— begin —

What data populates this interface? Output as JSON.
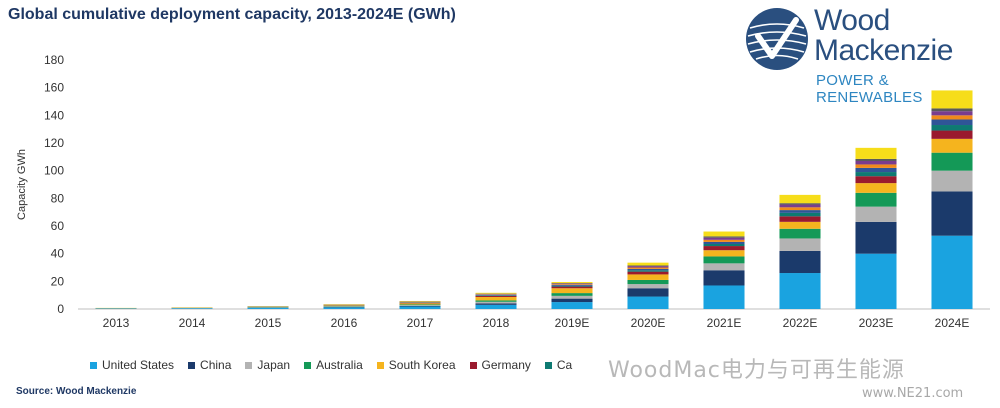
{
  "header": {
    "title": "Global cumulative deployment capacity, 2013-2024E (GWh)",
    "source": "Source: Wood Mackenzie"
  },
  "logo": {
    "line1": "Wood",
    "line2": "Mackenzie",
    "tagline": "POWER & RENEWABLES"
  },
  "watermark": {
    "text": "WoodMac电力与可再生能源",
    "site": "www.NE21.com"
  },
  "colors": {
    "United States": "#1aa3e0",
    "China": "#1b3a6b",
    "Japan": "#b3b3b3",
    "Australia": "#149957",
    "South Korea": "#f5b41e",
    "Germany": "#9a1a2e",
    "Canada": "#0e7a72",
    "United Kingdom": "#7a3c8e",
    "Rest of world": "#f6dd1a",
    "other1": "#2f5597",
    "other2": "#f08a1b",
    "other3": "#c55a11",
    "other4": "#5a5a5a",
    "other5": "#2e75b6"
  },
  "chart_data": {
    "type": "bar",
    "stacked": true,
    "title": "Global cumulative deployment capacity, 2013-2024E (GWh)",
    "ylabel": "Capacity GWh",
    "xlabel": "",
    "ylim": [
      0,
      180
    ],
    "yticks": [
      0,
      20,
      40,
      60,
      80,
      100,
      120,
      140,
      160,
      180
    ],
    "grid": false,
    "legend_position": "bottom",
    "categories": [
      "2013",
      "2014",
      "2015",
      "2016",
      "2017",
      "2018",
      "2019E",
      "2020E",
      "2021E",
      "2022E",
      "2023E",
      "2024E"
    ],
    "series": [
      {
        "name": "United States",
        "color_key": "United States",
        "values": [
          0.3,
          0.5,
          0.8,
          1.2,
          1.8,
          3.0,
          5.0,
          9.0,
          17.0,
          26.0,
          40.0,
          53.0
        ]
      },
      {
        "name": "China",
        "color_key": "China",
        "values": [
          0.1,
          0.1,
          0.2,
          0.3,
          0.5,
          1.0,
          2.5,
          6.0,
          11.0,
          16.0,
          23.0,
          32.0
        ]
      },
      {
        "name": "Japan",
        "color_key": "Japan",
        "values": [
          0.1,
          0.1,
          0.2,
          0.3,
          0.5,
          1.2,
          2.0,
          3.0,
          5.0,
          9.0,
          11.0,
          15.0
        ]
      },
      {
        "name": "Australia",
        "color_key": "Australia",
        "values": [
          0.1,
          0.1,
          0.2,
          0.3,
          0.5,
          1.0,
          2.0,
          3.0,
          5.0,
          7.0,
          10.0,
          13.0
        ]
      },
      {
        "name": "South Korea",
        "color_key": "South Korea",
        "values": [
          0.1,
          0.1,
          0.2,
          0.4,
          0.8,
          2.5,
          3.5,
          4.0,
          4.5,
          5.0,
          7.0,
          10.0
        ]
      },
      {
        "name": "Germany",
        "color_key": "Germany",
        "values": [
          0.0,
          0.1,
          0.1,
          0.2,
          0.4,
          0.8,
          1.2,
          2.0,
          3.0,
          4.0,
          5.0,
          6.0
        ]
      },
      {
        "name": "Ca",
        "color_key": "Canada",
        "values": [
          0.0,
          0.0,
          0.1,
          0.1,
          0.2,
          0.4,
          0.6,
          1.0,
          1.5,
          2.5,
          3.0,
          4.0
        ]
      },
      {
        "name": "",
        "color_key": "other1",
        "values": [
          0.0,
          0.0,
          0.1,
          0.1,
          0.2,
          0.4,
          0.6,
          1.0,
          1.5,
          2.0,
          3.0,
          4.0
        ]
      },
      {
        "name": "",
        "color_key": "other2",
        "values": [
          0.0,
          0.0,
          0.0,
          0.1,
          0.2,
          0.3,
          0.5,
          1.0,
          1.5,
          2.0,
          2.5,
          3.0
        ]
      },
      {
        "name": "",
        "color_key": "United Kingdom",
        "values": [
          0.0,
          0.0,
          0.0,
          0.1,
          0.2,
          0.3,
          0.5,
          1.0,
          1.5,
          2.0,
          2.5,
          3.0
        ]
      },
      {
        "name": "",
        "color_key": "other4",
        "values": [
          0.0,
          0.0,
          0.0,
          0.1,
          0.1,
          0.2,
          0.3,
          0.5,
          1.0,
          1.0,
          1.5,
          2.0
        ]
      },
      {
        "name": "",
        "color_key": "Rest of world",
        "values": [
          0.1,
          0.2,
          0.2,
          0.3,
          0.4,
          0.6,
          0.8,
          2.0,
          3.5,
          6.0,
          8.0,
          13.0
        ]
      }
    ]
  },
  "legend_items": [
    {
      "label": "United States",
      "color_key": "United States"
    },
    {
      "label": "China",
      "color_key": "China"
    },
    {
      "label": "Japan",
      "color_key": "Japan"
    },
    {
      "label": "Australia",
      "color_key": "Australia"
    },
    {
      "label": "South Korea",
      "color_key": "South Korea"
    },
    {
      "label": "Germany",
      "color_key": "Germany"
    },
    {
      "label": "Ca",
      "color_key": "Canada"
    }
  ]
}
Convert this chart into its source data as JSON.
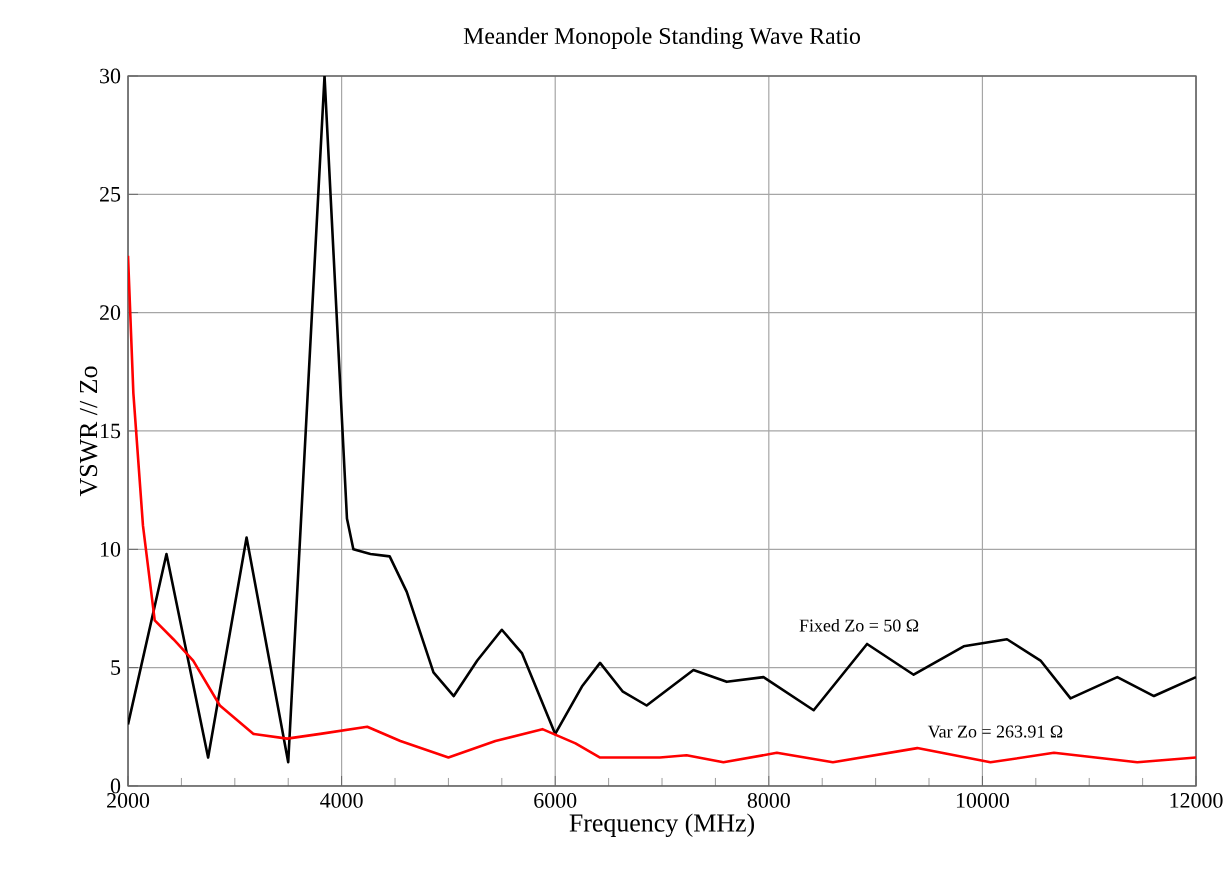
{
  "chart_data": {
    "type": "line",
    "title": "Meander Monopole Standing Wave Ratio",
    "xlabel": "Frequency (MHz)",
    "ylabel": "VSWR // Zo",
    "xlim": [
      2000,
      12000
    ],
    "xticks": [
      2000,
      4000,
      6000,
      8000,
      10000,
      12000
    ],
    "ylim": [
      0,
      30
    ],
    "yticks": [
      0,
      5,
      10,
      15,
      20,
      25,
      30
    ],
    "grid": true,
    "series": [
      {
        "name": "Fixed Zo = 50 Ω",
        "color": "#000000",
        "x": [
          2000,
          2360,
          2750,
          3110,
          3500,
          3840,
          4050,
          4110,
          4270,
          4450,
          4610,
          4860,
          5050,
          5270,
          5500,
          5690,
          6000,
          6250,
          6420,
          6630,
          6856,
          7294,
          7606,
          7950,
          8420,
          8920,
          9356,
          9825,
          10230,
          10544,
          10825,
          11263,
          11606,
          12000
        ],
        "values": [
          2.6,
          9.8,
          1.2,
          10.5,
          1.0,
          30,
          11.3,
          10,
          9.8,
          9.7,
          8.2,
          4.8,
          3.8,
          5.3,
          6.6,
          5.6,
          2.2,
          4.2,
          5.2,
          4.0,
          3.4,
          4.9,
          4.4,
          4.6,
          3.2,
          6.0,
          4.7,
          5.9,
          6.2,
          5.3,
          3.7,
          4.6,
          3.8,
          4.6
        ]
      },
      {
        "name": "Var Zo = 263.91 Ω",
        "color": "#ff0000",
        "x": [
          2000,
          2050,
          2140,
          2250,
          2425,
          2610,
          2860,
          3175,
          3490,
          3800,
          4240,
          4550,
          5000,
          5440,
          5880,
          6190,
          6420,
          6690,
          6980,
          7230,
          7575,
          8075,
          8600,
          9390,
          10075,
          10670,
          11450,
          12000
        ],
        "values": [
          22.4,
          16.6,
          11,
          7,
          6.2,
          5.3,
          3.4,
          2.2,
          2.0,
          2.2,
          2.5,
          1.9,
          1.2,
          1.9,
          2.4,
          1.8,
          1.2,
          1.2,
          1.2,
          1.3,
          1.0,
          1.4,
          1.0,
          1.6,
          1.0,
          1.4,
          1.0,
          1.2
        ]
      }
    ]
  }
}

— end —

What is the number of lines in the listing that contain the string "Canada"? Reply with that number alone.

* _TASK OUTPUT_
3